> WHAT IS BEING ASKED
Answer these questions about the employment agreement amendment below:
1. Which company is a party to the amendment?
2. What date is the original Employment Agreement dated?
3. What date is Amendment No. 1 dated as of?

Exhibit 10.81
AMENDMENT NO. 2 TO EMPLOYMENT AGREEMENT
Amendment No. 2 to Employment Agreement (the "Amendment") dated as of
April 30, 1997 between Seragen, Inc. (the "Company") and Xxxx Prior ("Prior").
WHEREAS, the Company and Prior entered an Employment Agreement dated as
of November 6, 1996 (the "Employment Agreement"), as amended by Amendment No.
1 to Employment Agreement dated as of December 18, 1996; and
WHEREAS, the Company and Prior desire to further amend the Employment
Agreement;
NOW, THEREFORE, the parties hereto agree as follows:
1. Capitalized terms used herein and not otherwise defined shall have
the same meaning herein as in the Employment Agreement.

> SOURCE EXCERPT
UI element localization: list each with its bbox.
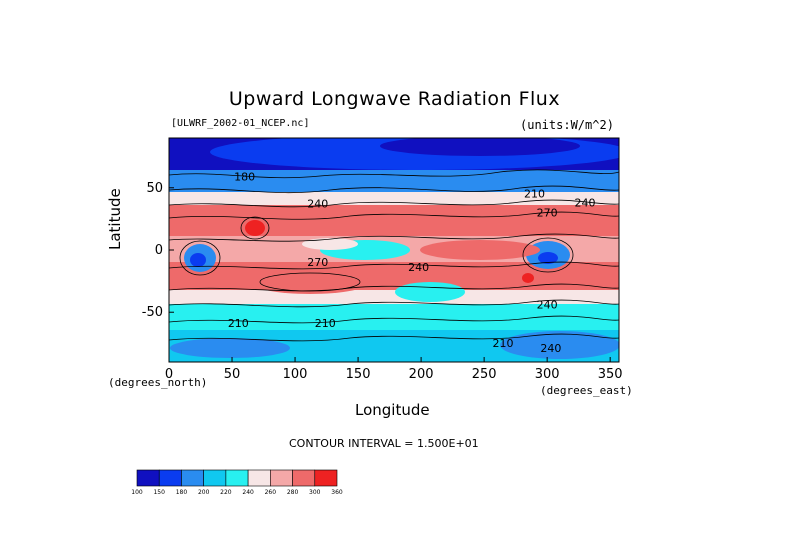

> EXERCISE ANSWER
1. Seragen, Inc.
2. November 6, 1996
3. December 18, 1996